What is required:
Copy out every line of the records where the string "shot" occurs.

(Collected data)
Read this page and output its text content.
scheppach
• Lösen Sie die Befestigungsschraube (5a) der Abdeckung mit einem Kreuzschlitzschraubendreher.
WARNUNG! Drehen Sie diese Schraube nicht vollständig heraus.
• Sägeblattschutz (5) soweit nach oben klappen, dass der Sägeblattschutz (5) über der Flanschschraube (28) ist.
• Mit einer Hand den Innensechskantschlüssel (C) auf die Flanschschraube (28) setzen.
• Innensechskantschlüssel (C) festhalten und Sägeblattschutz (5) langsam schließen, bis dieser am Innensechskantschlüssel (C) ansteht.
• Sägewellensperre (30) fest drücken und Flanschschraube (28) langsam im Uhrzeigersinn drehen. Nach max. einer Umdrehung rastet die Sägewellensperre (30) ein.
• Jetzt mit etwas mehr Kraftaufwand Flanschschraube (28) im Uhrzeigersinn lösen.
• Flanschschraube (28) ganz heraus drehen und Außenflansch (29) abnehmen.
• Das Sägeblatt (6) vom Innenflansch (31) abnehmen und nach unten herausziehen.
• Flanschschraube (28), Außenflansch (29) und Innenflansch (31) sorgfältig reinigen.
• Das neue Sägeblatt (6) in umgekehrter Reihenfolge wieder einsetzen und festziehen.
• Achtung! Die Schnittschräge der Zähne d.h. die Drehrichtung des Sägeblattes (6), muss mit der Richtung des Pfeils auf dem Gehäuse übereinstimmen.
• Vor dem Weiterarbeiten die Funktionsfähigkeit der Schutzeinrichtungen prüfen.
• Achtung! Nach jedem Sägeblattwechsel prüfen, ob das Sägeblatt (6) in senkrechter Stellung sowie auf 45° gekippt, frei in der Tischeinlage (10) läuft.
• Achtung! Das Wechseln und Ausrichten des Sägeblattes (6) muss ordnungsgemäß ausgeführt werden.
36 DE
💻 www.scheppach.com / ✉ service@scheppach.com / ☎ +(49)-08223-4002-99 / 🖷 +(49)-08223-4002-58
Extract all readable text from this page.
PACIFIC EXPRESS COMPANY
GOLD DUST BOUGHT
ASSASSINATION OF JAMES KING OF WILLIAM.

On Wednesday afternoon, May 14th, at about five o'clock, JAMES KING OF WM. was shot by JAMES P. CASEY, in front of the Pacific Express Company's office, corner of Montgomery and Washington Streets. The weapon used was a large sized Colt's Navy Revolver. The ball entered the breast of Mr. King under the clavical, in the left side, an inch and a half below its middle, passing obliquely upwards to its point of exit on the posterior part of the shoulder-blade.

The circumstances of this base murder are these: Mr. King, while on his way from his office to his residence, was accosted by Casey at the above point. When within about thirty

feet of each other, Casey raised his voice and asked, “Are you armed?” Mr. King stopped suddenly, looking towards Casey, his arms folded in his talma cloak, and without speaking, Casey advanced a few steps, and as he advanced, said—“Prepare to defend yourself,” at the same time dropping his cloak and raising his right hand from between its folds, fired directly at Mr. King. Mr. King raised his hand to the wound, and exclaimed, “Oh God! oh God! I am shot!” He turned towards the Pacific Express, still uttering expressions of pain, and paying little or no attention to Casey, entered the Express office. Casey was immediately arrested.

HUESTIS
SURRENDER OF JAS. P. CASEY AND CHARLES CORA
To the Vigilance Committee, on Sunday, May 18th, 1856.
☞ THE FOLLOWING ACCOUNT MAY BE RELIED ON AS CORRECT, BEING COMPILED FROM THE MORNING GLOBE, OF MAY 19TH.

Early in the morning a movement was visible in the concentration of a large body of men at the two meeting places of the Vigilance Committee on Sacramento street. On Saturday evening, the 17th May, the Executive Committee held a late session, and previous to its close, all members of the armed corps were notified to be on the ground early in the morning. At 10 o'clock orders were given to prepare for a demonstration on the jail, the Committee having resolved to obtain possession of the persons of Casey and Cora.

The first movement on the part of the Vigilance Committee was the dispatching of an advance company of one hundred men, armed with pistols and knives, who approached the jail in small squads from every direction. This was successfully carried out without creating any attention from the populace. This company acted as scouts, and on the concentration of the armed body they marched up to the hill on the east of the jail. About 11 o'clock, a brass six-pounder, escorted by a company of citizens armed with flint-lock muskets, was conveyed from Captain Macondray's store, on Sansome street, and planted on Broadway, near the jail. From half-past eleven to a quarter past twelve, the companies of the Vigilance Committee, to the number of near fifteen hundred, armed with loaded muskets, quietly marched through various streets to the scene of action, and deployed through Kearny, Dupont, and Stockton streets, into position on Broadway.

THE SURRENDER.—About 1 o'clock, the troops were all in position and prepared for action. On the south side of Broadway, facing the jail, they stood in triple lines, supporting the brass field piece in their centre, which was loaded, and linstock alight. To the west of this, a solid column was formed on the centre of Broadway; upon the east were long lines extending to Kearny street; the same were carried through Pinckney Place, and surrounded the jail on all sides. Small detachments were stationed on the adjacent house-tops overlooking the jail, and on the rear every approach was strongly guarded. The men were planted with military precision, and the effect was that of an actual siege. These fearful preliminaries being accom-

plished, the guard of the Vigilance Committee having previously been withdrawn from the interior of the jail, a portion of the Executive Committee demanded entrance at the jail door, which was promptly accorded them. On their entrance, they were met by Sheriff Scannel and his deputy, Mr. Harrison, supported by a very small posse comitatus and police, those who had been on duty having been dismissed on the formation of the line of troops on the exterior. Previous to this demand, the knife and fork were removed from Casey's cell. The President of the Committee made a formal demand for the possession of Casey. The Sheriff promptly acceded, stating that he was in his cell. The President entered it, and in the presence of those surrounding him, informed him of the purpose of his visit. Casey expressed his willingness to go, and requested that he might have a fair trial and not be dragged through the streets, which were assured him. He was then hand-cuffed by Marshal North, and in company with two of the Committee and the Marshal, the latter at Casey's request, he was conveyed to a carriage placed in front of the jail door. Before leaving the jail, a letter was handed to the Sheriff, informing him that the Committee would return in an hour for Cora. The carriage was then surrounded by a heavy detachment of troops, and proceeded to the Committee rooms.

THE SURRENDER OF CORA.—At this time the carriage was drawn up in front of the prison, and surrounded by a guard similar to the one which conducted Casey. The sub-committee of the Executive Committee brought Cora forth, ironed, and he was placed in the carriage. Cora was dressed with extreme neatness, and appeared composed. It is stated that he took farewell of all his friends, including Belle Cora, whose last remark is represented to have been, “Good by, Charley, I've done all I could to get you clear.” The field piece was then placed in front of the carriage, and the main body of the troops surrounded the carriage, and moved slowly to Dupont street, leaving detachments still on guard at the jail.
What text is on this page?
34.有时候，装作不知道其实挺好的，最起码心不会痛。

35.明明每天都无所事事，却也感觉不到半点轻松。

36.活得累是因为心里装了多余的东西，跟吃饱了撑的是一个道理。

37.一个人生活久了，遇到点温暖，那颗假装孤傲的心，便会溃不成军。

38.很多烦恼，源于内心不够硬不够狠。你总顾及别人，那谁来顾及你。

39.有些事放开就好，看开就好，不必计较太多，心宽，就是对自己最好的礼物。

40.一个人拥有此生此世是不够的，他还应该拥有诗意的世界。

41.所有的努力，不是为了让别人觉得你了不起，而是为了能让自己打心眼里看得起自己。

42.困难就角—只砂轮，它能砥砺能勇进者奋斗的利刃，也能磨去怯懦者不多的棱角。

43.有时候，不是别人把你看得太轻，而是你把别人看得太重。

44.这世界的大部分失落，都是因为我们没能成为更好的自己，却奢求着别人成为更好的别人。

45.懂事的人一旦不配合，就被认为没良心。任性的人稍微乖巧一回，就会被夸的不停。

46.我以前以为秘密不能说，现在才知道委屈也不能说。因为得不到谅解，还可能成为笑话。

Output of the exercise:
On Wednesday afternoon, May 14th, at about five o'clock, JAMES KING OF WM. was shot by JAMES P. CASEY, in front of the Pacific Express Company's office, corner of Montgomery and Washington Streets. The weapon used was a large sized Colt's Navy Revolver. The ball entered the breast of Mr. King under the clavical, in the left side, an inch and a half below its middle, passing obliquely upwards to its point of exit on the posterior part of the shoulder-blade.
feet of each other, Casey raised his voice and asked, “Are you armed?” Mr. King stopped suddenly, looking towards Casey, his arms folded in his talma cloak, and without speaking, Casey advanced a few steps, and as he advanced, said—“Prepare to defend yourself,” at the same time dropping his cloak and raising his right hand from between its folds, fired directly at Mr. King. Mr. King raised his hand to the wound, and exclaimed, “Oh God! oh God! I am shot!” He turned towards the Pacific Express, still uttering expressions of pain, and paying little or no attention to Casey, entered the Express office. Casey was immediately arrested.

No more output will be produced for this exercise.